::: Data entries
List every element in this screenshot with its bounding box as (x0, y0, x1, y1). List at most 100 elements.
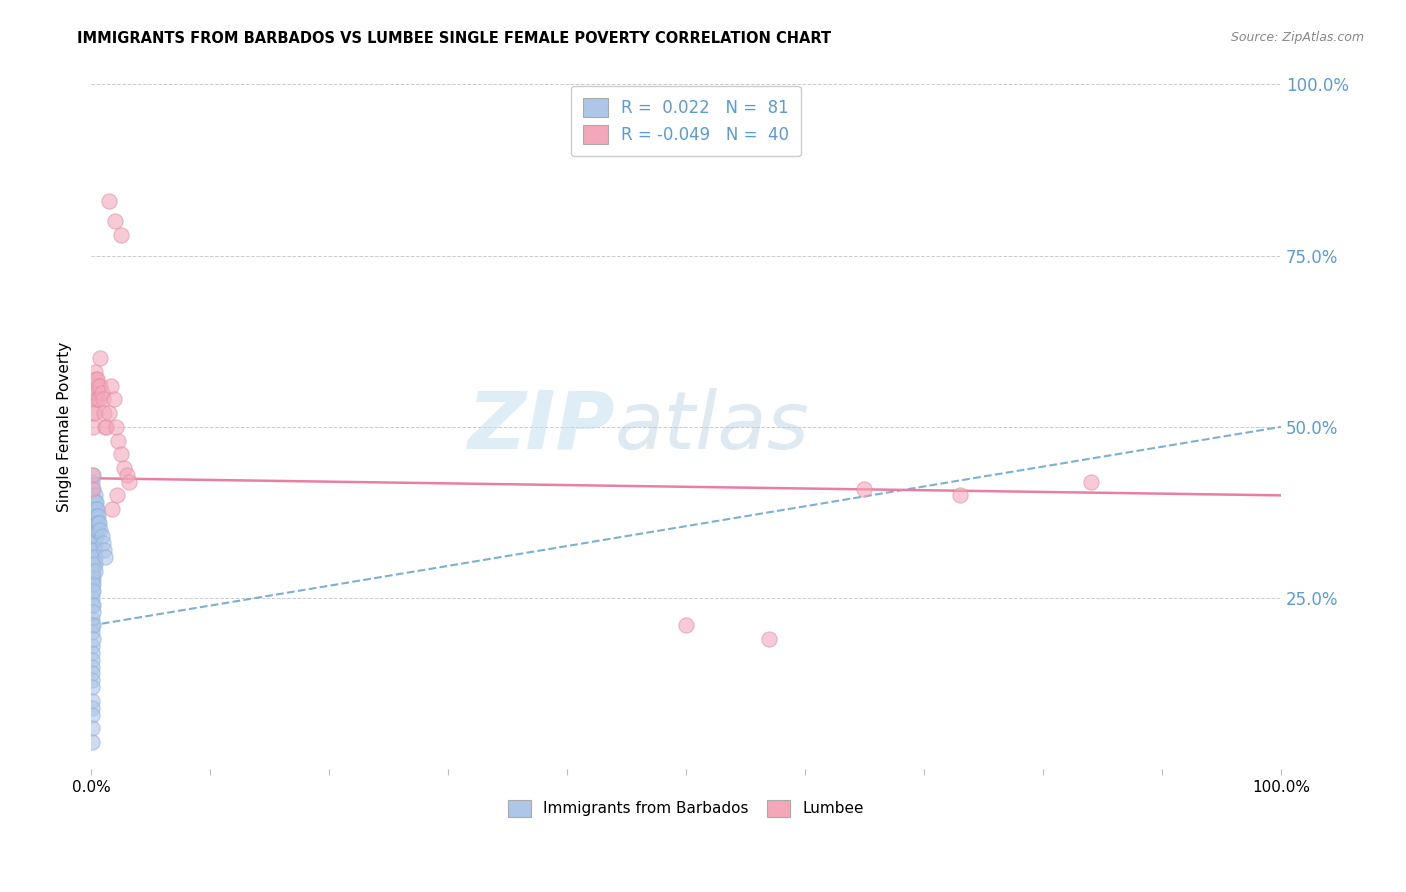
Point (675, 618, 697, 632)
Point (89, 378, 111, 392)
Point (82, 549, 104, 564)
Point (84, 392, 107, 407)
Point (83, 406, 105, 420)
Point (82, 475, 104, 489)
Point (82, 591, 104, 606)
Point (82, 570, 104, 584)
Point (83, 523, 105, 537)
Point (82, 529, 104, 543)
Point (83, 543, 105, 558)
Point (82, 707, 104, 722)
Text: Source: ZipAtlas.com: Source: ZipAtlas.com (1230, 31, 1364, 45)
Point (82, 735, 104, 749)
Point (82, 666, 104, 681)
Point (83, 385, 105, 400)
Point (93, 543, 115, 558)
Point (89, 351, 111, 366)
Point (82, 673, 104, 688)
Point (94, 420, 117, 434)
Point (82, 523, 104, 537)
Point (110, 447, 132, 461)
Point (82, 694, 104, 708)
Point (82, 557, 104, 571)
Point (84, 516, 107, 530)
Point (83, 488, 105, 502)
Point (83, 549, 105, 564)
Point (82, 625, 104, 640)
Point (87, 523, 110, 537)
Point (82, 502, 104, 516)
Text: atlas: atlas (614, 388, 810, 466)
Point (82, 653, 104, 667)
Point (82, 605, 104, 619)
Point (82, 577, 104, 591)
Point (93, 406, 115, 420)
Point (82, 523, 104, 537)
Point (83, 516, 105, 530)
Point (87, 516, 110, 530)
Point (82, 543, 104, 558)
Point (83, 564, 105, 578)
Point (91, 392, 114, 407)
Point (115, 467, 138, 482)
Point (105, 488, 128, 502)
Point (110, 228, 132, 243)
Point (82, 482, 104, 496)
Point (107, 434, 129, 448)
Point (118, 475, 141, 489)
Point (82, 646, 104, 660)
Point (82, 721, 104, 735)
Point (103, 392, 125, 407)
Point (83, 508, 105, 523)
Point (86, 523, 108, 537)
Point (758, 632, 780, 647)
Point (82, 598, 104, 612)
Point (97, 406, 120, 420)
Point (82, 385, 104, 400)
Point (84, 502, 107, 516)
Text: IMMIGRANTS FROM BARBADOS VS LUMBEE SINGLE FEMALE POVERTY CORRELATION CHART: IMMIGRANTS FROM BARBADOS VS LUMBEE SINGL… (77, 31, 831, 46)
Point (82, 467, 104, 482)
Point (82, 639, 104, 653)
Point (83, 365, 105, 379)
Point (82, 420, 104, 434)
Point (82, 598, 104, 612)
Point (853, 482, 876, 496)
Point (86, 502, 108, 516)
Point (86, 508, 108, 523)
Point (83, 502, 105, 516)
Point (84, 529, 107, 543)
Point (97, 194, 120, 208)
Point (82, 570, 104, 584)
Point (112, 461, 135, 475)
Point (82, 700, 104, 714)
Point (84, 495, 107, 509)
Point (82, 618, 104, 632)
Point (83, 529, 105, 543)
Point (82, 467, 104, 482)
Point (90, 529, 112, 543)
Point (82, 529, 104, 543)
Point (89, 392, 111, 407)
Point (100, 378, 122, 392)
Point (86, 392, 108, 407)
Point (82, 618, 104, 632)
Point (82, 680, 104, 694)
Point (96, 420, 118, 434)
Point (82, 584, 104, 599)
Point (82, 495, 104, 509)
Point (82, 482, 104, 496)
Point (87, 378, 110, 392)
Point (86, 516, 108, 530)
Point (82, 406, 104, 420)
Point (82, 557, 104, 571)
Point (82, 564, 104, 578)
Point (84, 372, 107, 386)
Point (84, 523, 107, 537)
Point (82, 584, 104, 599)
Point (90, 385, 112, 400)
Point (89, 516, 111, 530)
Point (82, 502, 104, 516)
Point (82, 488, 104, 502)
Y-axis label: Single Female Poverty: Single Female Poverty (58, 342, 72, 512)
::::::
Objective: Count the lines in the rows above that contain the string "Text". Reply with the number only.

Exercise answer: 3